Required task —
Write out the records word for word, with no pictures.

Excerpted data —
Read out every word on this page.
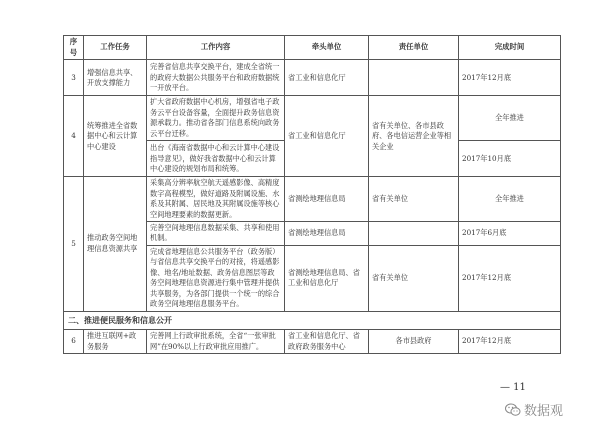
序号	工作任务	工作内容	牵头单位	责任单位	完成时间
3	增强信息共享、开放支撑能力	完善省信息共享交换平台，建成全省统一的政府大数据公共服务平台和政府数据统一开放平台。	省工业和信息化厅		2017年12月底
4	统筹推进全省数据中心和云计算中心建设	扩大省政府数据中心机房，增强省电子政务云平台设备容量，全面提升政务信息资源承载力。推动省各部门信息系统向政务云平台迁移。	省工业和信息化厅	省有关单位、各市县政府、各电信运营企业等相关企业	全年推进
		出台《海南省数据中心和云计算中心建设指导意见》，做好我省数据中心和云计算中心建设的规划布局和统筹。			2017年10月底
5	推动政务空间地理信息资源共享	采集高分辨率航空航天遥感影像、高精度数字高程模型，做好道路及附属设施、水系及其附属、居民地及其附属设施等核心空间地理要素的数据更新。	省测绘地理信息局	省有关单位	全年推进
		完善空间地理信息数据采集、共享和使用机制。	省测绘地理信息局		2017年6月底
		完成省地理信息公共服务平台（政务版）与省信息共享交换平台的对接，将遥感影像、地名/地址数据、政务信息图层等政务空间地理信息资源进行集中管理并提供共享服务，为各部门提供一个统一的综合政务空间地理信息服务平台。	省测绘地理信息局、省工业和信息化厅	省有关单位	2017年12月底
二、推进便民服务和信息公开					
6	推进互联网+政务服务	完善网上行政审批系统，全省“一张审批网”在90%以上行政审批应用推广。	省工业和信息化厅、省政府政务服务中心	各市县政府	2017年12月底
— 11
数据观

Final result —
Read out every word on this page.
序号	工作任务	工作内容	牵头单位	责任单位	完成时间
3	增强信息共享、开放支撑能力	完善省信息共享交换平台，建成全省统一的政府大数据公共服务平台和政府数据统一开放平台。	省工业和信息化厅		2017年12月底
4	统筹推进全省数据中心和云计算中心建设	扩大省政府数据中心机房，增强省电子政务云平台设备容量，全面提升政务信息资源承载力。推动省各部门信息系统向政务云平台迁移。	省工业和信息化厅	省有关单位、各市县政府、各电信运营企业等相关企业	全年推进
		出台《海南省数据中心和云计算中心建设指导意见》，做好我省数据中心和云计算中心建设的规划布局和统筹。			2017年10月底
5	推动政务空间地理信息资源共享	采集高分辨率航空航天遥感影像、高精度数字高程模型，做好道路及附属设施、水系及其附属、居民地及其附属设施等核心空间地理要素的数据更新。	省测绘地理信息局	省有关单位	全年推进
		完善空间地理信息数据采集、共享和使用机制。	省测绘地理信息局		2017年6月底
		完成省地理信息公共服务平台（政务版）与省信息共享交换平台的对接，将遥感影像、地名/地址数据、政务信息图层等政务空间地理信息资源进行集中管理并提供共享服务，为各部门提供一个统一的综合政务空间地理信息服务平台。	省测绘地理信息局、省工业和信息化厅	省有关单位	2017年12月底
二、推进便民服务和信息公开					
6	推进互联网+政务服务	完善网上行政审批系统，全省“一张审批网”在90%以上行政审批应用推广。	省工业和信息化厅、省政府政务服务中心	各市县政府	2017年12月底
— 11
数据观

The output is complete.